Can you pull out each line of the data below that includes the word "required"?

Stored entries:
* begin *

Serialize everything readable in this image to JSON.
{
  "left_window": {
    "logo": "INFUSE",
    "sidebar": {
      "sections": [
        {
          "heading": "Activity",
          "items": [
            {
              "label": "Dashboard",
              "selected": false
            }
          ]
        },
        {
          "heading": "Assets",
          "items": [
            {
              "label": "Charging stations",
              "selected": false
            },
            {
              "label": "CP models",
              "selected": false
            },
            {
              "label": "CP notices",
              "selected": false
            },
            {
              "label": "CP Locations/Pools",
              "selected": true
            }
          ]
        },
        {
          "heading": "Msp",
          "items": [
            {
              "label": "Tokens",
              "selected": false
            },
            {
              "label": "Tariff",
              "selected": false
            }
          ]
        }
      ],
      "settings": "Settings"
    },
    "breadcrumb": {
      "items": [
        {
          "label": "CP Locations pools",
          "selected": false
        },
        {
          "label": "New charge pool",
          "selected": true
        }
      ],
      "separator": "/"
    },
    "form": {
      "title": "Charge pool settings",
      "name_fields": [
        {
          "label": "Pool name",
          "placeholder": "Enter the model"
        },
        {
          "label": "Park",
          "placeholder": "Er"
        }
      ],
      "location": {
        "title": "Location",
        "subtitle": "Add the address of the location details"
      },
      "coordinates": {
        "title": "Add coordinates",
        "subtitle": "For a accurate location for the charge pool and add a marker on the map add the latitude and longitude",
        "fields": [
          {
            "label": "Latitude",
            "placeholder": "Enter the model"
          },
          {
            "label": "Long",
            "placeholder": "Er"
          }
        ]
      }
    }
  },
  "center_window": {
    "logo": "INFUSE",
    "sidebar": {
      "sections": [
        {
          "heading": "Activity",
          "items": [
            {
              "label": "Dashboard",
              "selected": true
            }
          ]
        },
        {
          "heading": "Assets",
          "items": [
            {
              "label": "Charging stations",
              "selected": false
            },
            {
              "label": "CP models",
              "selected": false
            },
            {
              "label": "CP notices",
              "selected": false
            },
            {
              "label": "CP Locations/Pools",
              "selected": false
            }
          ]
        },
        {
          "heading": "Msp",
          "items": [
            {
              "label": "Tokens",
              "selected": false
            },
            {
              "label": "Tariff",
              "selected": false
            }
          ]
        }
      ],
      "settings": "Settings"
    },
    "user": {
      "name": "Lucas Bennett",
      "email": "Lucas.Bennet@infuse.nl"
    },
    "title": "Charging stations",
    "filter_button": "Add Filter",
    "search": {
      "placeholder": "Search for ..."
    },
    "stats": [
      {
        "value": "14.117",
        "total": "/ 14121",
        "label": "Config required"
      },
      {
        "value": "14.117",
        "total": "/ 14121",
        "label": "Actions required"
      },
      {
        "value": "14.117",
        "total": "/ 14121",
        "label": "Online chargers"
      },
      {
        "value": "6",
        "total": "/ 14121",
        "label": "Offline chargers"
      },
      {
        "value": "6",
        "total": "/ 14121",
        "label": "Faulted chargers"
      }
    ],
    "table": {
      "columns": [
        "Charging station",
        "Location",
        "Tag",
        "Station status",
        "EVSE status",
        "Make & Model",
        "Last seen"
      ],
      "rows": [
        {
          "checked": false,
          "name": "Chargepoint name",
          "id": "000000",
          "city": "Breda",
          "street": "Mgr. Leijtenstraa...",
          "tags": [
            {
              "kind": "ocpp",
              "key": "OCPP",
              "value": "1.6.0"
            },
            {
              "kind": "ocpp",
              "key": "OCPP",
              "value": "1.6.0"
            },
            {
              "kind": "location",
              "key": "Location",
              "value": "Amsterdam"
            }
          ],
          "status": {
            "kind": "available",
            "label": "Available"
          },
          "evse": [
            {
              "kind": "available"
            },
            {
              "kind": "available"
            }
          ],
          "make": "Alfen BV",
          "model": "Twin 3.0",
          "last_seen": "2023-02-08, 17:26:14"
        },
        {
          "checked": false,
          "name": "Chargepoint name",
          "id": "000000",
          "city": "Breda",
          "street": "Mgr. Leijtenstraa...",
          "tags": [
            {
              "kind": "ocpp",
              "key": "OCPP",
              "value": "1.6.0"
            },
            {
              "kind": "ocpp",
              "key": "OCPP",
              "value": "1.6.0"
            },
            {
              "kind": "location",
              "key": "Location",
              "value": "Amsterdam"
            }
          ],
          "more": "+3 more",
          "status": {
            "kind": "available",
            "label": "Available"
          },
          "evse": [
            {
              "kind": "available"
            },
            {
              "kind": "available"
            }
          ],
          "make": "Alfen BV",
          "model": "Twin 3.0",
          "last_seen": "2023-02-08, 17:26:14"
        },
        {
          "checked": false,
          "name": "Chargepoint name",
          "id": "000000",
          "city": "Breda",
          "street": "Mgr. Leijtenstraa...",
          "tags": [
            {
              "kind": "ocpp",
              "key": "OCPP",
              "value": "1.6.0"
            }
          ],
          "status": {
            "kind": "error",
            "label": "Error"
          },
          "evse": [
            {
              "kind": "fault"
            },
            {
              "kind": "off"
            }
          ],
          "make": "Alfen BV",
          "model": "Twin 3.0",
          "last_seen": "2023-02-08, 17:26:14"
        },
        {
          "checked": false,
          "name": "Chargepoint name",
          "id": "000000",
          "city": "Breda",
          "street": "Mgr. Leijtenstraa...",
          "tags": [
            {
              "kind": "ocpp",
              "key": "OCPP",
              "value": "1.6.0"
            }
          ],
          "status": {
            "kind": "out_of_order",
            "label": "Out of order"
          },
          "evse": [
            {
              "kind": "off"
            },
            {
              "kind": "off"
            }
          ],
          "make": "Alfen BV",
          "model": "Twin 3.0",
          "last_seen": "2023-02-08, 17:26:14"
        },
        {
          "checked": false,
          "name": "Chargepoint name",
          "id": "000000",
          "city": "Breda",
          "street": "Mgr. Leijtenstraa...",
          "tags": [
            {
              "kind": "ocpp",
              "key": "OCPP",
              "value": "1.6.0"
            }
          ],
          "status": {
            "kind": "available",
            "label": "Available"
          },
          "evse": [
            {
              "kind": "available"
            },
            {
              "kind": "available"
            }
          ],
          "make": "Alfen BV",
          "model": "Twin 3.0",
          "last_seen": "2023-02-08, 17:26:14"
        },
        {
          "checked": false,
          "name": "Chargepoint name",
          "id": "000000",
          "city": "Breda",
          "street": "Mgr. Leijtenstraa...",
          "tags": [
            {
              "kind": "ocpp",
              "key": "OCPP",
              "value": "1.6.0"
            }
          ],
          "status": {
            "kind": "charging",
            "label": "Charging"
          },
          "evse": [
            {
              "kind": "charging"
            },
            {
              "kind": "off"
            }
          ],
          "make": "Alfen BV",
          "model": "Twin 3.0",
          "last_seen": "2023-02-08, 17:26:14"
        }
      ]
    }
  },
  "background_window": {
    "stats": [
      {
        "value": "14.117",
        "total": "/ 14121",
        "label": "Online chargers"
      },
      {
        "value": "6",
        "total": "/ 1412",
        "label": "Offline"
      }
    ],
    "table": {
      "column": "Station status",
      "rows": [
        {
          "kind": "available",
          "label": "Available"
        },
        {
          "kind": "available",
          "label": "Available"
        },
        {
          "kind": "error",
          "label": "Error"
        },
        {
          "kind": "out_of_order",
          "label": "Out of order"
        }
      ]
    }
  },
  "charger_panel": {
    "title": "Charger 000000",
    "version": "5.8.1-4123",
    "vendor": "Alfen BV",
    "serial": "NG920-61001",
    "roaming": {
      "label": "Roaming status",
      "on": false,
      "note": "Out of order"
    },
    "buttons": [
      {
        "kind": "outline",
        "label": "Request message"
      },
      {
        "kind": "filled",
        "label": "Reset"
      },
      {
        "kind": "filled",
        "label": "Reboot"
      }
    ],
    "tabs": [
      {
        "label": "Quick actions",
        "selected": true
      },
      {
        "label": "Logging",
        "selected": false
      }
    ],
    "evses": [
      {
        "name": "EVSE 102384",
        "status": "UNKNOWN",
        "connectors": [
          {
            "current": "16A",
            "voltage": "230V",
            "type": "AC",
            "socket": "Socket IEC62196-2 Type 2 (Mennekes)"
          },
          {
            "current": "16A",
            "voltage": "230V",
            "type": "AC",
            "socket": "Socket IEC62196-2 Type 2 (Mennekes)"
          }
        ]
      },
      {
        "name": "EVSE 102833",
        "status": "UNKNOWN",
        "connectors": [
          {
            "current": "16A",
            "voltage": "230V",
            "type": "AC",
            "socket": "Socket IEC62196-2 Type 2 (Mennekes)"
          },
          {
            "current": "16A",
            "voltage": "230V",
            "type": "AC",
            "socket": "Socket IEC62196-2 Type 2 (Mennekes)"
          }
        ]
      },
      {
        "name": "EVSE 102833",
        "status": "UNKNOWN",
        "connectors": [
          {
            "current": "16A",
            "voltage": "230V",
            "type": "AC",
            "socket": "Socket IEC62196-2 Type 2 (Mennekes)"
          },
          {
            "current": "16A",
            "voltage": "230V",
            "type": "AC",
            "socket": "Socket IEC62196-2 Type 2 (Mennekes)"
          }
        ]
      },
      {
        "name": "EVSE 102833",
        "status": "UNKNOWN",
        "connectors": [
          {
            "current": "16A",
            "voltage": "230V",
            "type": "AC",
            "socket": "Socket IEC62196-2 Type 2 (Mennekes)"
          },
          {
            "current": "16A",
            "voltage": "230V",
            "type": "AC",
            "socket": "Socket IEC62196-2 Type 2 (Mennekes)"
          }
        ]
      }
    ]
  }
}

* end *

Solution:
        "label": "Config required"
        "label": "Actions required"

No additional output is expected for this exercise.